• **Part of a data file**:
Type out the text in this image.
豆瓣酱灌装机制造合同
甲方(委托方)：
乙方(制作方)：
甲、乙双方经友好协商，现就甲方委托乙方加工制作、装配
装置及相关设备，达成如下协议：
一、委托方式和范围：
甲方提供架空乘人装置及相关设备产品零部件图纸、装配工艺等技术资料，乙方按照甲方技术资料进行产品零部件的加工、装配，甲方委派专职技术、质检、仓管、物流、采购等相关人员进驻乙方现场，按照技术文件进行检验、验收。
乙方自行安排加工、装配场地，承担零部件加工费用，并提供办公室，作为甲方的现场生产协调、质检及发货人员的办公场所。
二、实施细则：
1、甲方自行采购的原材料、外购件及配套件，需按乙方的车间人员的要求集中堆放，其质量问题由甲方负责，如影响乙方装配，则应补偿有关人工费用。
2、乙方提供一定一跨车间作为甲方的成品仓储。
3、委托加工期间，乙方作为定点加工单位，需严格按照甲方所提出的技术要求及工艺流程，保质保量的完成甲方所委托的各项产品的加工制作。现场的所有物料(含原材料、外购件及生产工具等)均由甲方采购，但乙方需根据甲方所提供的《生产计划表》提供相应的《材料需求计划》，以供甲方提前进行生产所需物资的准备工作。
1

• **Problem description**:
Take the listing above and set it down exactly.

• **Correct response**:
Type out the text in this image.
豆瓣酱灌装机制造合同
甲方(委托方)：
乙方(制作方)：
甲、乙双方经友好协商，现就甲方委托乙方加工制作、装配
装置及相关设备，达成如下协议：
一、委托方式和范围：
甲方提供架空乘人装置及相关设备产品零部件图纸、装配工艺等技术资料，乙方按照甲方技术资料进行产品零部件的加工、装配，甲方委派专职技术、质检、仓管、物流、采购等相关人员进驻乙方现场，按照技术文件进行检验、验收。
乙方自行安排加工、装配场地，承担零部件加工费用，并提供办公室，作为甲方的现场生产协调、质检及发货人员的办公场所。
二、实施细则：
1、甲方自行采购的原材料、外购件及配套件，需按乙方的车间人员的要求集中堆放，其质量问题由甲方负责，如影响乙方装配，则应补偿有关人工费用。
2、乙方提供一定一跨车间作为甲方的成品仓储。
3、委托加工期间，乙方作为定点加工单位，需严格按照甲方所提出的技术要求及工艺流程，保质保量的完成甲方所委托的各项产品的加工制作。现场的所有物料(含原材料、外购件及生产工具等)均由甲方采购，但乙方需根据甲方所提供的《生产计划表》提供相应的《材料需求计划》，以供甲方提前进行生产所需物资的准备工作。
1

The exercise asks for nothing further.